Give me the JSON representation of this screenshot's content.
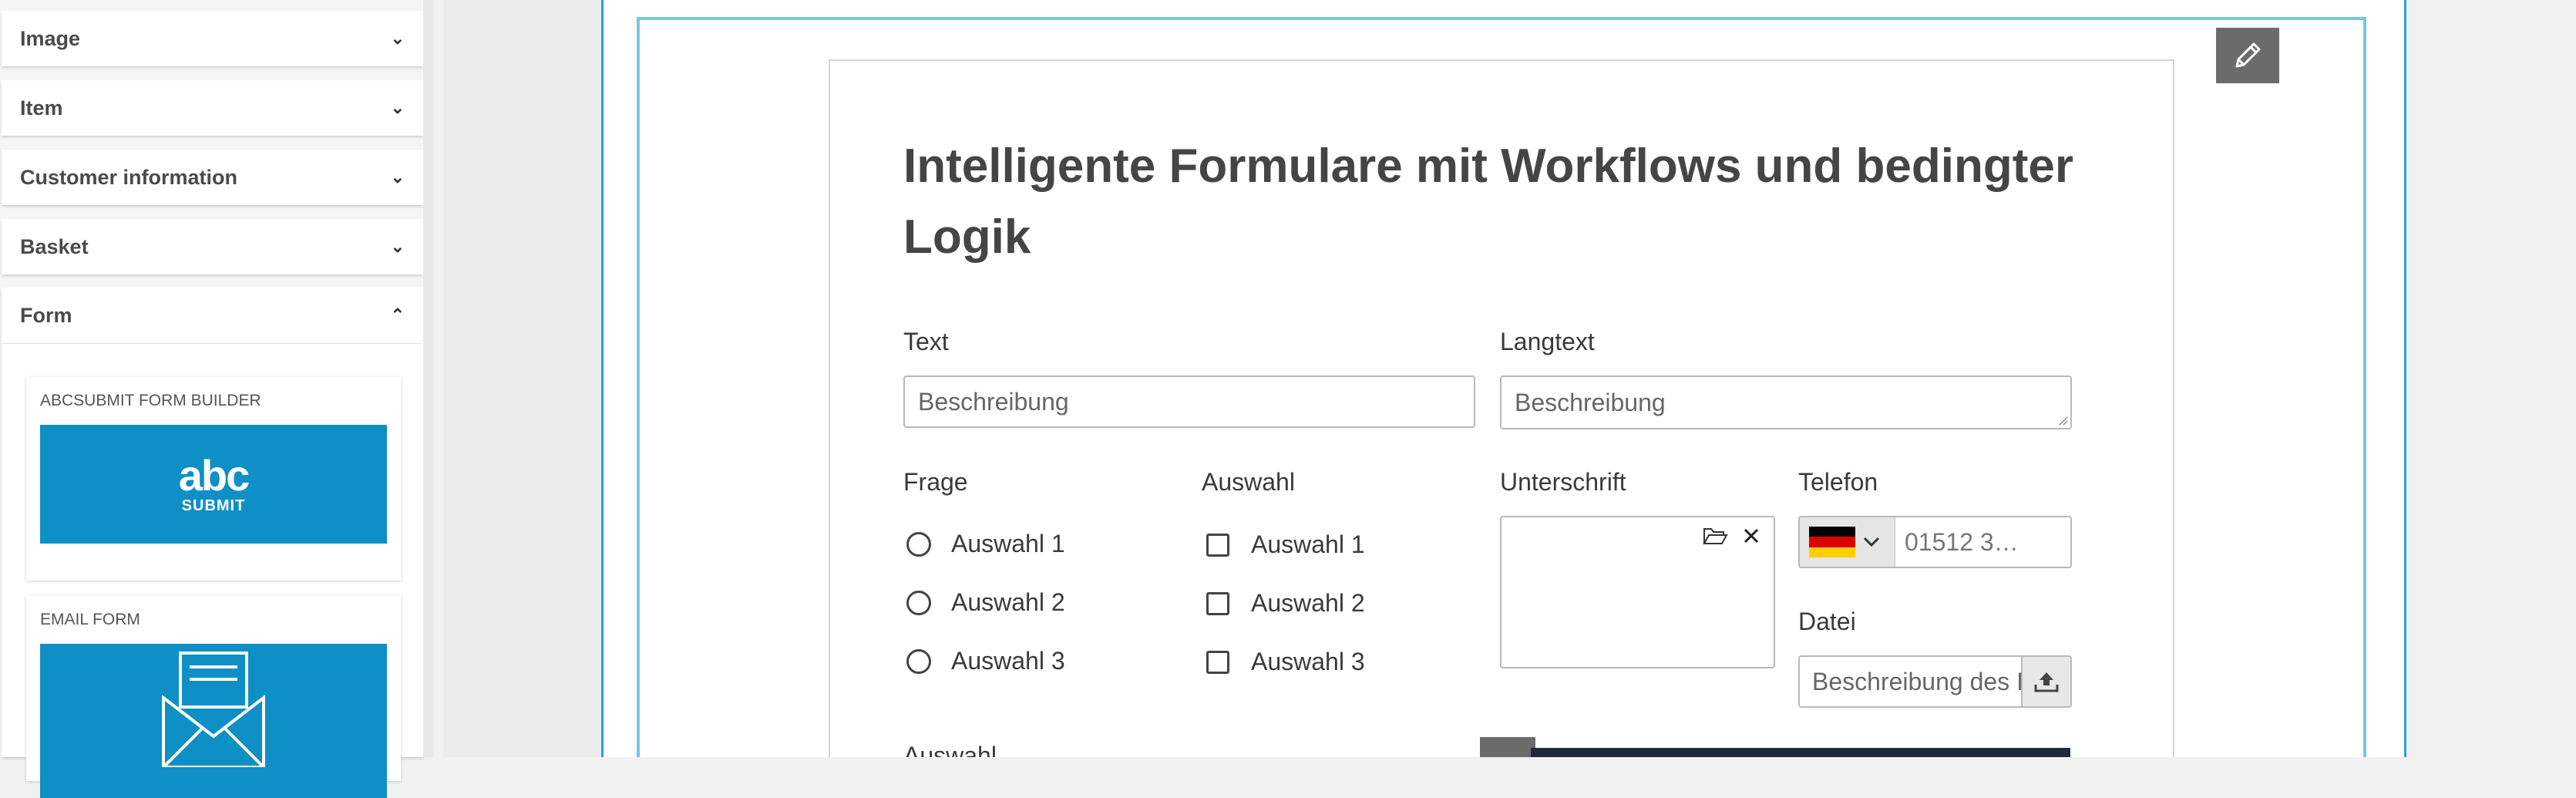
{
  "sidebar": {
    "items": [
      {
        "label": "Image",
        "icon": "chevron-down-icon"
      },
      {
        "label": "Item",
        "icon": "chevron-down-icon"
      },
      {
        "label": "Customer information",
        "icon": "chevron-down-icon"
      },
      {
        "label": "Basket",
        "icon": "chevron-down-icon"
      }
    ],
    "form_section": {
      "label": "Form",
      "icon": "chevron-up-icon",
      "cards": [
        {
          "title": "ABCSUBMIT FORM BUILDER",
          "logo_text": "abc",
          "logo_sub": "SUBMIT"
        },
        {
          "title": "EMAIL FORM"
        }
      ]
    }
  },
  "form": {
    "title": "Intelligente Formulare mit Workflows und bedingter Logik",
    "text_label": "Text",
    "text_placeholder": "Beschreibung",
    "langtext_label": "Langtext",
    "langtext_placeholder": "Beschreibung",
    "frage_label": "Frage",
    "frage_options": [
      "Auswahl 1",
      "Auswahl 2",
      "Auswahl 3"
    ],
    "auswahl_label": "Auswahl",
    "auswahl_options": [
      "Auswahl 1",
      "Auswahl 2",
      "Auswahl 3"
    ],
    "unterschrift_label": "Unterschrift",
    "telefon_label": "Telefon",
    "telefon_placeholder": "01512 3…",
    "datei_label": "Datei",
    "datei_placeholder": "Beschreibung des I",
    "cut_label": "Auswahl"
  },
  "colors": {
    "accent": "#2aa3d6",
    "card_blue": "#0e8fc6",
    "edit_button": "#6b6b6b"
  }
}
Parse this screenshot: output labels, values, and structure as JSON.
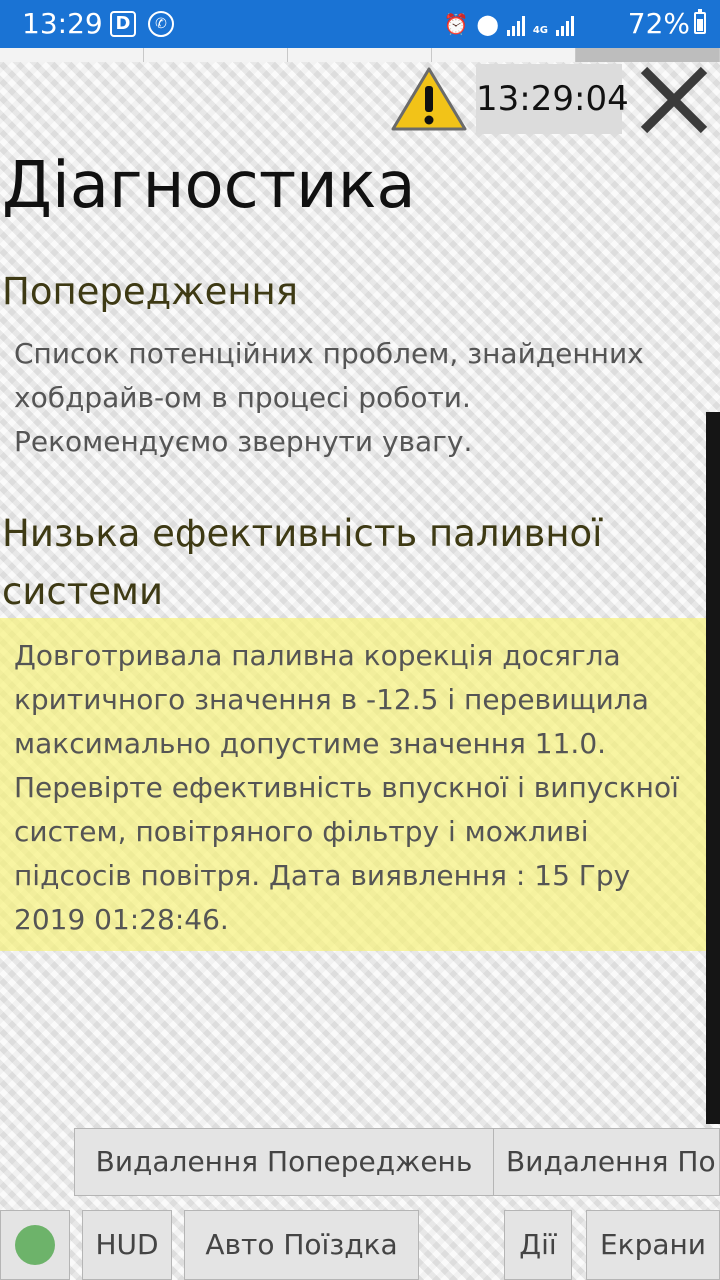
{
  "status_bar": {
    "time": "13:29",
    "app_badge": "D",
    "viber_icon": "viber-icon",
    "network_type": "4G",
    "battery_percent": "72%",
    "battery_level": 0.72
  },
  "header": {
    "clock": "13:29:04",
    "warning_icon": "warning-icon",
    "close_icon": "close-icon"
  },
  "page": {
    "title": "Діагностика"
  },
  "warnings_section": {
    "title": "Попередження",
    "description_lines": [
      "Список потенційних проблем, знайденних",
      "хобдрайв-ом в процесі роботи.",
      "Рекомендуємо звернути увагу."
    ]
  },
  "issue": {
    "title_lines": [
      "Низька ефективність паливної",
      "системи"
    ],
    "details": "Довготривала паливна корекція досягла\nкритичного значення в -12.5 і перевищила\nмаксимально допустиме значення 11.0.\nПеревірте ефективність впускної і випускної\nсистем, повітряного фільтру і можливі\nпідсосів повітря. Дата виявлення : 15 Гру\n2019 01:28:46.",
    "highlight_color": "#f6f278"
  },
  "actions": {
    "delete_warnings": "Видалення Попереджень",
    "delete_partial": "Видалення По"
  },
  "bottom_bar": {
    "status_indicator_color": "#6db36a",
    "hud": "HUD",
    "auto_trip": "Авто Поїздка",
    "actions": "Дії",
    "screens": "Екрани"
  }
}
---
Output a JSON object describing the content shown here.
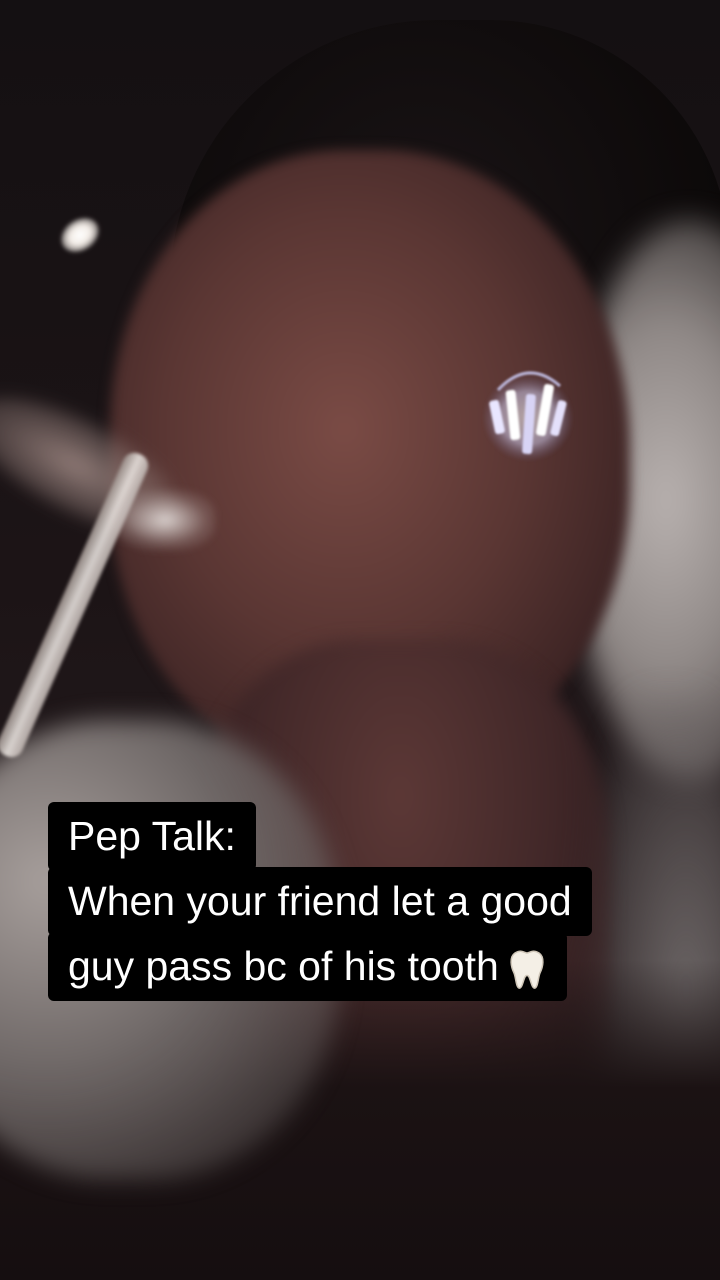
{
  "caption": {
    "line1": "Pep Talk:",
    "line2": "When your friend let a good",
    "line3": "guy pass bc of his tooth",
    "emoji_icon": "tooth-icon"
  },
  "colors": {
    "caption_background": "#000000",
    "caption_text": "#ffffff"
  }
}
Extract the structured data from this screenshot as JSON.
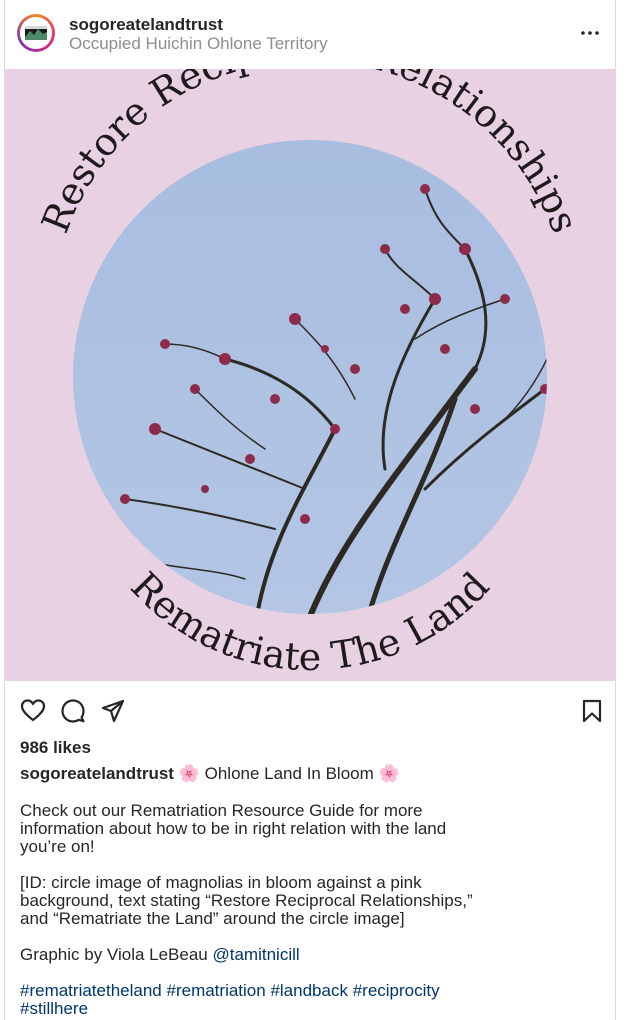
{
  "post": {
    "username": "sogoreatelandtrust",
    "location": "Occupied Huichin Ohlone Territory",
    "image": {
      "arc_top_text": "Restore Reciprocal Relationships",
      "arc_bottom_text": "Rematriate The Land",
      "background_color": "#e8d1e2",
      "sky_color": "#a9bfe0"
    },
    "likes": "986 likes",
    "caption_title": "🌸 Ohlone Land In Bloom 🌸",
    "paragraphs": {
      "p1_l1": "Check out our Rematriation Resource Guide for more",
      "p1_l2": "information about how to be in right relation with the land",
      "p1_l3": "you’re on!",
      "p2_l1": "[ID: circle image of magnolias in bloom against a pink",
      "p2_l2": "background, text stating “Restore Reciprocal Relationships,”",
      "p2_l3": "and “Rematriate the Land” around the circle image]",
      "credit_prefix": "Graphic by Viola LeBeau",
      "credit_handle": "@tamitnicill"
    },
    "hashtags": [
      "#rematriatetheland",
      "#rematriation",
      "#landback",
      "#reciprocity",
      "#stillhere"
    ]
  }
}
...
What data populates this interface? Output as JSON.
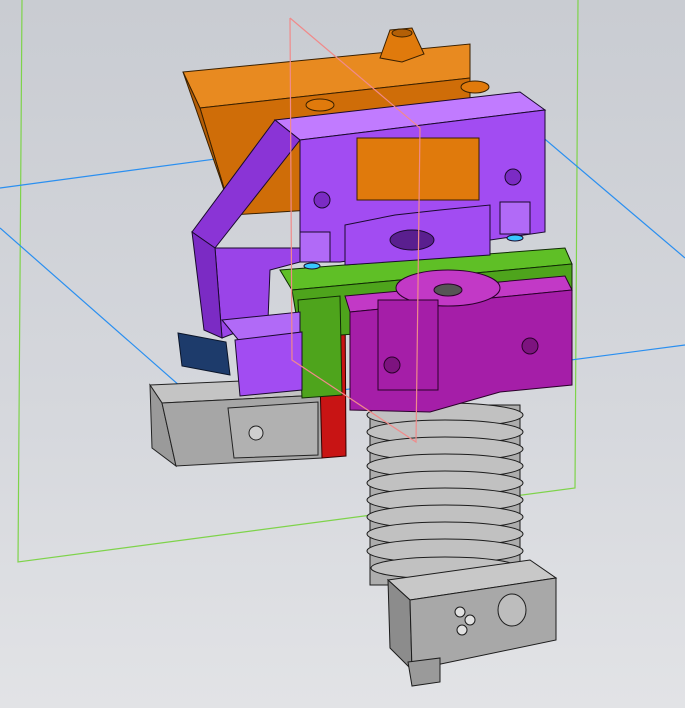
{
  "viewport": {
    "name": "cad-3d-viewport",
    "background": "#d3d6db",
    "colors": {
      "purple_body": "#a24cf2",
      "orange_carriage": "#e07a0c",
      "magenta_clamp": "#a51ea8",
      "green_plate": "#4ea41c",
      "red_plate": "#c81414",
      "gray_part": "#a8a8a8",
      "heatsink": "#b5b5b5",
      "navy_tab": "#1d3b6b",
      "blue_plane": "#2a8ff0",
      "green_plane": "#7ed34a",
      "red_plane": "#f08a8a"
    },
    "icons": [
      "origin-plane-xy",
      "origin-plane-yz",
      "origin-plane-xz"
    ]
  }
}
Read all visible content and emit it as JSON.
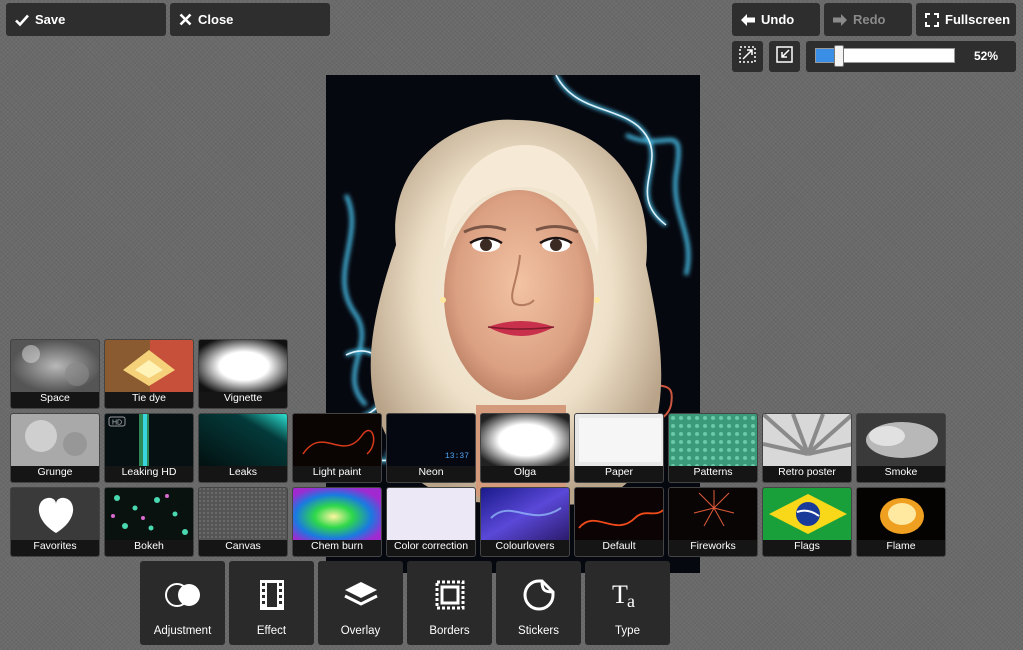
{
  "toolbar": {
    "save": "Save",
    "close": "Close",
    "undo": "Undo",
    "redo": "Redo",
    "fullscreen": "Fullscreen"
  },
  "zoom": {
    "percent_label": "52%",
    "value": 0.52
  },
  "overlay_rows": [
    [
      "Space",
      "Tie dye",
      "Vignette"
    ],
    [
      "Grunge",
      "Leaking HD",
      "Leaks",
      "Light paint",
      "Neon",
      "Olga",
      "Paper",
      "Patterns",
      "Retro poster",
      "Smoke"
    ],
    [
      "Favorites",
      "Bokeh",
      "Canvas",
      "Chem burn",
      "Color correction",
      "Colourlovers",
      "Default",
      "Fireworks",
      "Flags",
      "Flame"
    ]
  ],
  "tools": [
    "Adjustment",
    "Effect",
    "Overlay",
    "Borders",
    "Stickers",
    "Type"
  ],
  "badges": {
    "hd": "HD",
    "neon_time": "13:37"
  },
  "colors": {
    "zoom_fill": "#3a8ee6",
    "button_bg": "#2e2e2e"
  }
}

**Exercise details:**
Of the lines above, how many contain the string "circle"? Only the number is required.

**The output:**
2